##### DATA SECTION #####
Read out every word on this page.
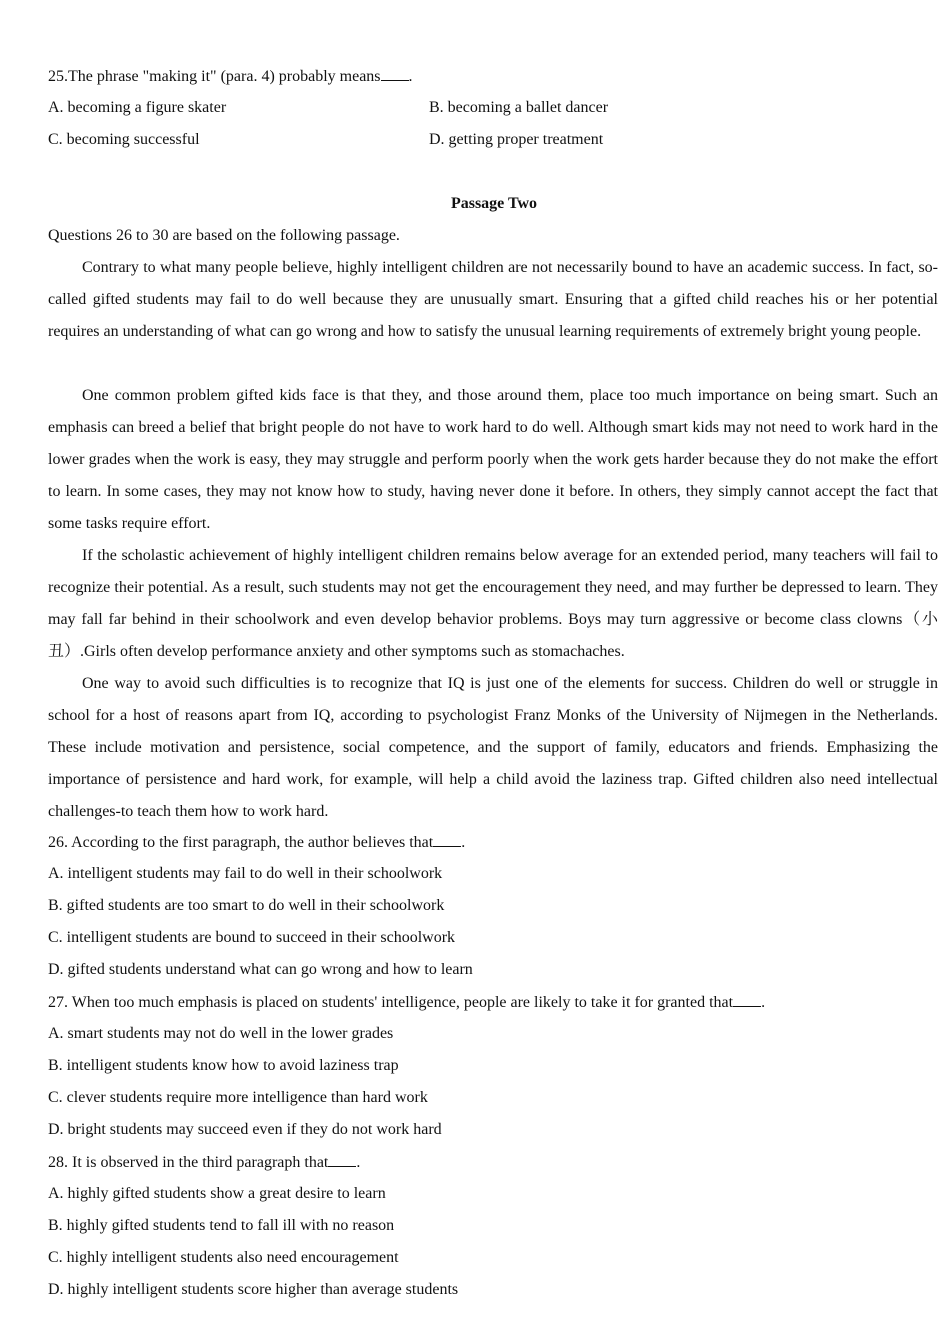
25.The phrase "making it" (para. 4) probably means .
A. becoming a figure skater	B. becoming a ballet dancer
C. becoming successful	D. getting proper treatment
Passage Two
Questions 26 to 30 are based on the following passage.
Contrary to what many people believe, highly intelligent children are not necessarily bound to have an academic success. In fact, so-called gifted students may fail to do well because they are unusually smart. Ensuring that a gifted child reaches his or her potential requires an understanding of what can go wrong and how to satisfy the unusual learning requirements of extremely bright young people.
One common problem gifted kids face is that they, and those around them, place too much importance on being smart. Such an emphasis can breed a belief that bright people do not have to work hard to do well. Although smart kids may not need to work hard in the lower grades when the work is easy, they may struggle and perform poorly when the work gets harder because they do not make the effort to learn. In some cases, they may not know how to study, having never done it before. In others, they simply cannot accept the fact that some tasks require effort.
If the scholastic achievement of highly intelligent children remains below average for an extended period, many teachers will fail to recognize their potential. As a result, such students may not get the encouragement they need, and may further be depressed to learn. They may fall far behind in their schoolwork and even develop behavior problems. Boys may turn aggressive or become class clowns（小丑）.Girls often develop performance anxiety and other symptoms such as stomachaches.
One way to avoid such difficulties is to recognize that IQ is just one of the elements for success. Children do well or struggle in school for a host of reasons apart from IQ, according to psychologist Franz Monks of the University of Nijmegen in the Netherlands. These include motivation and persistence, social competence, and the support of family, educators and friends. Emphasizing the importance of persistence and hard work, for example, will help a child avoid the laziness trap. Gifted children also need intellectual challenges-to teach them how to work hard.
26. According to the first paragraph, the author believes that .
A. intelligent students may fail to do well in their schoolwork
B. gifted students are too smart to do well in their schoolwork
C. intelligent students are bound to succeed in their schoolwork
D. gifted students understand what can go wrong and how to learn
27. When too much emphasis is placed on students' intelligence, people are likely to take it for granted that .
A. smart students may not do well in the lower grades
B. intelligent students know how to avoid laziness trap
C. clever students require more intelligence than hard work
D. bright students may succeed even if they do not work hard
28. It is observed in the third paragraph that .
A. highly gifted students show a great desire to learn
B. highly gifted students tend to fall ill with no reason
C. highly intelligent students also need encouragement
D. highly intelligent students score higher than average students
#####
• [WRITTEN REQUEST]
From the records given above, reproduce all text exactly and exclude each picture.

• [WRITTEN ANSWER]
Read out every word on this page.
25.The phrase "making it" (para. 4) probably means .
A. becoming a figure skater	B. becoming a ballet dancer
C. becoming successful	D. getting proper treatment
Passage Two
Questions 26 to 30 are based on the following passage.
Contrary to what many people believe, highly intelligent children are not necessarily bound to have an academic success. In fact, so-called gifted students may fail to do well because they are unusually smart. Ensuring that a gifted child reaches his or her potential requires an understanding of what can go wrong and how to satisfy the unusual learning requirements of extremely bright young people.
One common problem gifted kids face is that they, and those around them, place too much importance on being smart. Such an emphasis can breed a belief that bright people do not have to work hard to do well. Although smart kids may not need to work hard in the lower grades when the work is easy, they may struggle and perform poorly when the work gets harder because they do not make the effort to learn. In some cases, they may not know how to study, having never done it before. In others, they simply cannot accept the fact that some tasks require effort.
If the scholastic achievement of highly intelligent children remains below average for an extended period, many teachers will fail to recognize their potential. As a result, such students may not get the encouragement they need, and may further be depressed to learn. They may fall far behind in their schoolwork and even develop behavior problems. Boys may turn aggressive or become class clowns（小丑）.Girls often develop performance anxiety and other symptoms such as stomachaches.
One way to avoid such difficulties is to recognize that IQ is just one of the elements for success. Children do well or struggle in school for a host of reasons apart from IQ, according to psychologist Franz Monks of the University of Nijmegen in the Netherlands. These include motivation and persistence, social competence, and the support of family, educators and friends. Emphasizing the importance of persistence and hard work, for example, will help a child avoid the laziness trap. Gifted children also need intellectual challenges-to teach them how to work hard.
26. According to the first paragraph, the author believes that .
A. intelligent students may fail to do well in their schoolwork
B. gifted students are too smart to do well in their schoolwork
C. intelligent students are bound to succeed in their schoolwork
D. gifted students understand what can go wrong and how to learn
27. When too much emphasis is placed on students' intelligence, people are likely to take it for granted that .
A. smart students may not do well in the lower grades
B. intelligent students know how to avoid laziness trap
C. clever students require more intelligence than hard work
D. bright students may succeed even if they do not work hard
28. It is observed in the third paragraph that .
A. highly gifted students show a great desire to learn
B. highly gifted students tend to fall ill with no reason
C. highly intelligent students also need encouragement
D. highly intelligent students score higher than average students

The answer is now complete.